YOUR INSTRUCTIONS: Find each line in the following listing that has the string "Valley", then state the count and nothing else.

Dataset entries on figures
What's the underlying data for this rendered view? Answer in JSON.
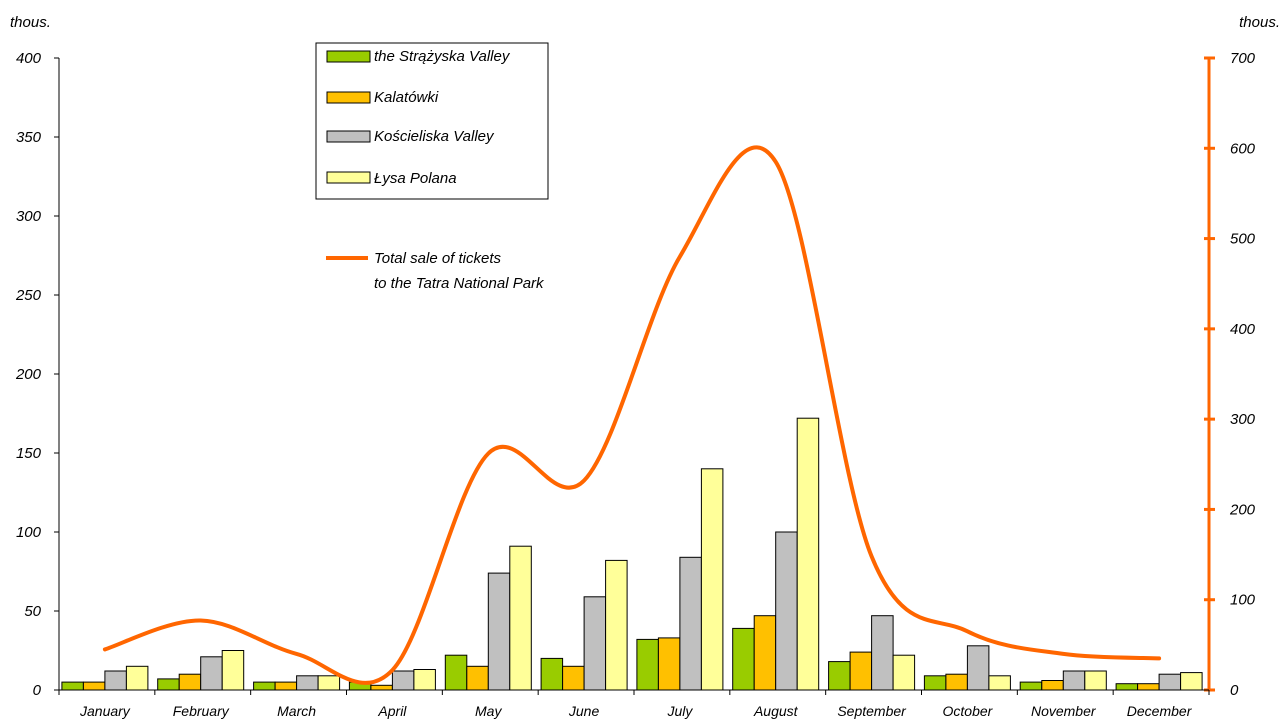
{
  "chart_data": {
    "type": "bar",
    "left_unit": "thous.",
    "right_unit": "thous.",
    "categories": [
      "January",
      "February",
      "March",
      "April",
      "May",
      "June",
      "July",
      "August",
      "September",
      "October",
      "November",
      "December"
    ],
    "ylim_left": [
      0,
      400
    ],
    "yticks_left": [
      0,
      50,
      100,
      150,
      200,
      250,
      300,
      350,
      400
    ],
    "ylim_right": [
      0,
      700
    ],
    "yticks_right": [
      0,
      100,
      200,
      300,
      400,
      500,
      600,
      700
    ],
    "series": [
      {
        "name": "the Strążyska Valley",
        "color": "#99cc00",
        "axis": "left",
        "values": [
          5,
          7,
          5,
          5,
          22,
          20,
          32,
          39,
          18,
          9,
          5,
          4
        ]
      },
      {
        "name": "Kalatówki",
        "color": "#ffc000",
        "axis": "left",
        "values": [
          5,
          10,
          5,
          3,
          15,
          15,
          33,
          47,
          24,
          10,
          6,
          4
        ]
      },
      {
        "name": "Kościeliska Valley",
        "color": "#c0c0c0",
        "axis": "left",
        "values": [
          12,
          21,
          9,
          12,
          74,
          59,
          84,
          100,
          47,
          28,
          12,
          10
        ]
      },
      {
        "name": "Łysa Polana",
        "color": "#ffff99",
        "axis": "left",
        "values": [
          15,
          25,
          9,
          13,
          91,
          82,
          140,
          172,
          22,
          9,
          12,
          11
        ]
      }
    ],
    "line_series": {
      "name": "Total sale of tickets",
      "name_line2": "to the Tatra National Park",
      "color": "#ff6600",
      "axis": "right",
      "values": [
        45,
        77,
        40,
        22,
        262,
        232,
        480,
        585,
        148,
        65,
        40,
        35
      ]
    },
    "legend_position": "top-center",
    "grid": false
  }
}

RESPONSE TO THE EXERCISE: 2